Saved entries -
----

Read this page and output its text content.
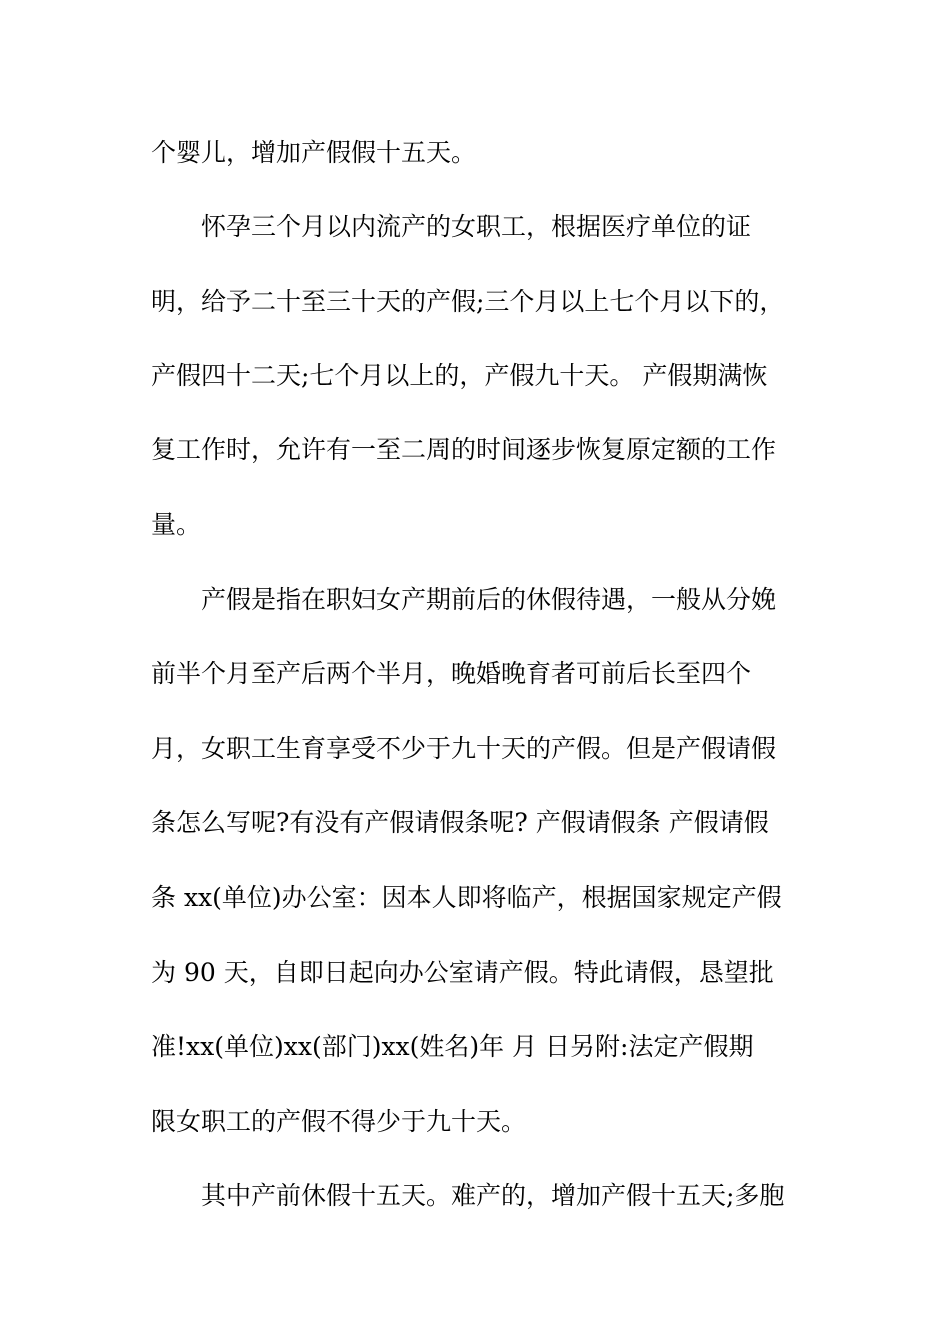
个婴儿，增加产假假十五天。
怀孕三个月以内流产的女职工，根据医疗单位的证
明，给予二十至三十天的产假;三个月以上七个月以下的，
产假四十二天;七个月以上的，产假九十天。 产假期满恢
复工作时，允许有一至二周的时间逐步恢复原定额的工作
量。
产假是指在职妇女产期前后的休假待遇，一般从分娩
前半个月至产后两个半月，晚婚晚育者可前后长至四个
月，女职工生育享受不少于九十天的产假。但是产假请假
条怎么写呢?有没有产假请假条呢? 产假请假条 产假请假
条 xx(单位)办公室：因本人即将临产，根据国家规定产假
为 90 天，自即日起向办公室请产假。特此请假，恳望批
准!xx(单位)xx(部门)xx(姓名)年 月 日另附:法定产假期
限女职工的产假不得少于九十天。
其中产前休假十五天。难产的，增加产假十五天;多胞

----

Work to do -
Write the full listing out again with every line unchanged, but include no pictures.

Answer in full -
Read this page and output its text content.
个婴儿，增加产假假十五天。
怀孕三个月以内流产的女职工，根据医疗单位的证
明，给予二十至三十天的产假;三个月以上七个月以下的，
产假四十二天;七个月以上的，产假九十天。 产假期满恢
复工作时，允许有一至二周的时间逐步恢复原定额的工作
量。
产假是指在职妇女产期前后的休假待遇，一般从分娩
前半个月至产后两个半月，晚婚晚育者可前后长至四个
月，女职工生育享受不少于九十天的产假。但是产假请假
条怎么写呢?有没有产假请假条呢? 产假请假条 产假请假
条 xx(单位)办公室：因本人即将临产，根据国家规定产假
为 90 天，自即日起向办公室请产假。特此请假，恳望批
准!xx(单位)xx(部门)xx(姓名)年 月 日另附:法定产假期
限女职工的产假不得少于九十天。
其中产前休假十五天。难产的，增加产假十五天;多胞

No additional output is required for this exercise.